─── SOURCE MATERIAL ───

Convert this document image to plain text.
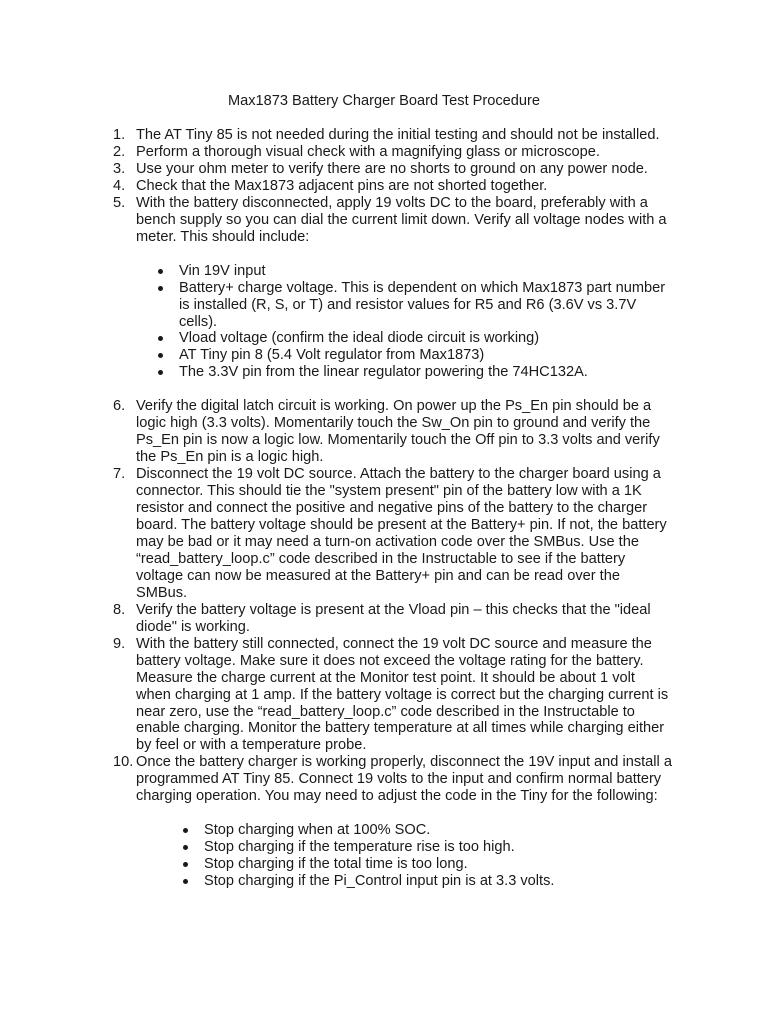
Max1873 Battery Charger Board Test Procedure
1. The AT Tiny 85 is not needed during the initial testing and should not be installed.
2. Perform a thorough visual check with a magnifying glass or microscope.
3. Use your ohm meter to verify there are no shorts to ground on any power node.
4. Check that the Max1873 adjacent pins are not shorted together.
5. With the battery disconnected, apply 19 volts DC to the board, preferably with a bench supply so you can dial the current limit down. Verify all voltage nodes with a meter. This should include:
Vin 19V input
Battery+ charge voltage. This is dependent on which Max1873 part number is installed (R, S, or T) and resistor values for R5 and R6 (3.6V vs 3.7V cells).
Vload voltage (confirm the ideal diode circuit is working)
AT Tiny pin 8 (5.4 Volt regulator from Max1873)
The 3.3V pin from the linear regulator powering the 74HC132A.
6. Verify the digital latch circuit is working. On power up the Ps_En pin should be a logic high (3.3 volts). Momentarily touch the Sw_On pin to ground and verify the Ps_En pin is now a logic low. Momentarily touch the Off pin to 3.3 volts and verify the Ps_En pin is a logic high.
7. Disconnect the 19 volt DC source. Attach the battery to the charger board using a connector. This should tie the "system present" pin of the battery low with a 1K resistor and connect the positive and negative pins of the battery to the charger board. The battery voltage should be present at the Battery+ pin. If not, the battery may be bad or it may need a turn-on activation code over the SMBus. Use the “read_battery_loop.c” code described in the Instructable to see if the battery voltage can now be measured at the Battery+ pin and can be read over the SMBus.
8. Verify the battery voltage is present at the Vload pin – this checks that the "ideal diode" is working.
9. With the battery still connected, connect the 19 volt DC source and measure the battery voltage. Make sure it does not exceed the voltage rating for the battery. Measure the charge current at the Monitor test point. It should be about 1 volt when charging at 1 amp. If the battery voltage is correct but the charging current is near zero, use the “read_battery_loop.c” code described in the Instructable to enable charging. Monitor the battery temperature at all times while charging either by feel or with a temperature probe.
10. Once the battery charger is working properly, disconnect the 19V input and install a programmed AT Tiny 85. Connect 19 volts to the input and confirm normal battery charging operation. You may need to adjust the code in the Tiny for the following:
Stop charging when at 100% SOC.
Stop charging if the temperature rise is too high.
Stop charging if the total time is too long.
Stop charging if the Pi_Control input pin is at 3.3 volts.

───

Reply with the number of lines in the material above that contain "present", and nothing more.

▶ _WRITTEN RESPONSE_:
2